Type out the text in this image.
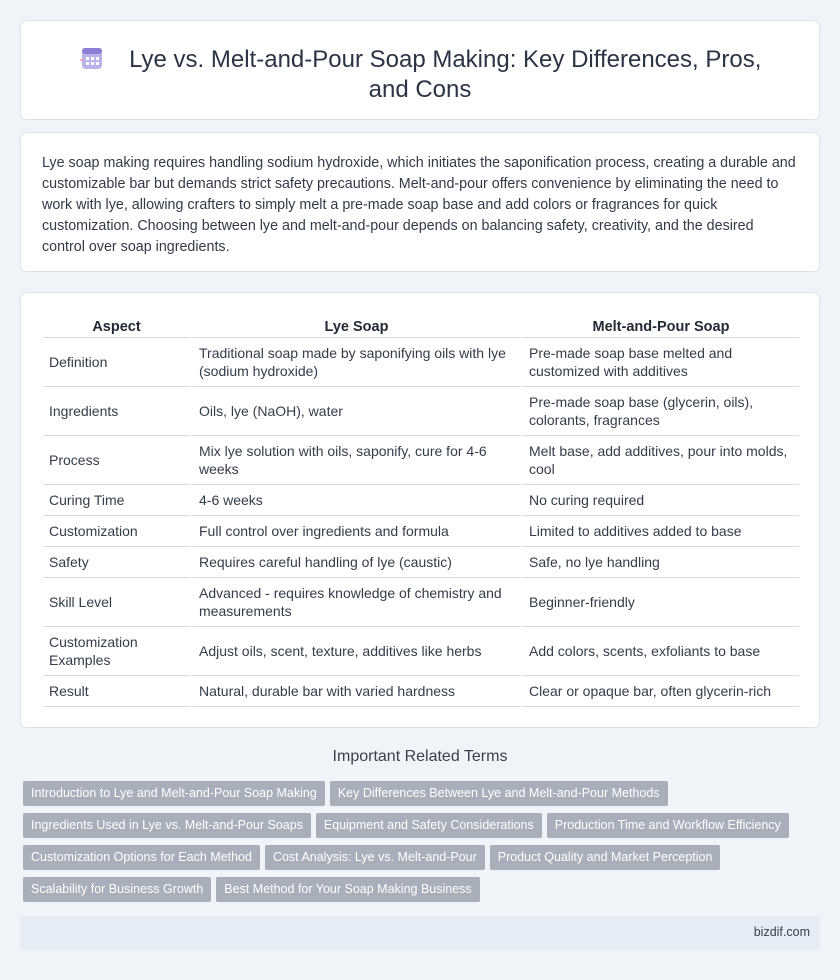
Lye vs. Melt-and-Pour Soap Making: Key Differences, Pros, and Cons

Lye soap making requires handling sodium hydroxide, which initiates the saponification process, creating a durable and customizable bar but demands strict safety precautions. Melt-and-pour offers convenience by eliminating the need to work with lye, allowing crafters to simply melt a pre-made soap base and add colors or fragrances for quick customization. Choosing between lye and melt-and-pour depends on balancing safety, creativity, and the desired control over soap ingredients.

Aspect	Lye Soap	Melt-and-Pour Soap
Definition	Traditional soap made by saponifying oils with lye (sodium hydroxide)	Pre-made soap base melted and customized with additives
Ingredients	Oils, lye (NaOH), water	Pre-made soap base (glycerin, oils), colorants, fragrances
Process	Mix lye solution with oils, saponify, cure for 4-6 weeks	Melt base, add additives, pour into molds, cool
Curing Time	4-6 weeks	No curing required
Customization	Full control over ingredients and formula	Limited to additives added to base
Safety	Requires careful handling of lye (caustic)	Safe, no lye handling
Skill Level	Advanced - requires knowledge of chemistry and measurements	Beginner-friendly
Customization Examples	Adjust oils, scent, texture, additives like herbs	Add colors, scents, exfoliants to base
Result	Natural, durable bar with varied hardness	Clear or opaque bar, often glycerin-rich
Important Related Terms
Introduction to Lye and Melt-and-Pour Soap Making Key Differences Between Lye and Melt-and-Pour Methods
Ingredients Used in Lye vs. Melt-and-Pour Soaps Equipment and Safety Considerations Production Time and Workflow Efficiency
Customization Options for Each Method Cost Analysis: Lye vs. Melt-and-Pour Product Quality and Market Perception
Scalability for Business Growth Best Method for Your Soap Making Business
bizdif.com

> [EXERCISE BRIEF]
Reproduce the material in full, word for word, and omit the pictures.

> [TASK RESPONSE]
Type out the text in this image.
Lye vs. Melt-and-Pour Soap Making: Key Differences, Pros, and Cons

Lye soap making requires handling sodium hydroxide, which initiates the saponification process, creating a durable and customizable bar but demands strict safety precautions. Melt-and-pour offers convenience by eliminating the need to work with lye, allowing crafters to simply melt a pre-made soap base and add colors or fragrances for quick customization. Choosing between lye and melt-and-pour depends on balancing safety, creativity, and the desired control over soap ingredients.

Aspect	Lye Soap	Melt-and-Pour Soap
Definition	Traditional soap made by saponifying oils with lye (sodium hydroxide)	Pre-made soap base melted and customized with additives
Ingredients	Oils, lye (NaOH), water	Pre-made soap base (glycerin, oils), colorants, fragrances
Process	Mix lye solution with oils, saponify, cure for 4-6 weeks	Melt base, add additives, pour into molds, cool
Curing Time	4-6 weeks	No curing required
Customization	Full control over ingredients and formula	Limited to additives added to base
Safety	Requires careful handling of lye (caustic)	Safe, no lye handling
Skill Level	Advanced - requires knowledge of chemistry and measurements	Beginner-friendly
Customization Examples	Adjust oils, scent, texture, additives like herbs	Add colors, scents, exfoliants to base
Result	Natural, durable bar with varied hardness	Clear or opaque bar, often glycerin-rich
Important Related Terms
Introduction to Lye and Melt-and-Pour Soap Making Key Differences Between Lye and Melt-and-Pour Methods
Ingredients Used in Lye vs. Melt-and-Pour Soaps Equipment and Safety Considerations Production Time and Workflow Efficiency
Customization Options for Each Method Cost Analysis: Lye vs. Melt-and-Pour Product Quality and Market Perception
Scalability for Business Growth Best Method for Your Soap Making Business
bizdif.com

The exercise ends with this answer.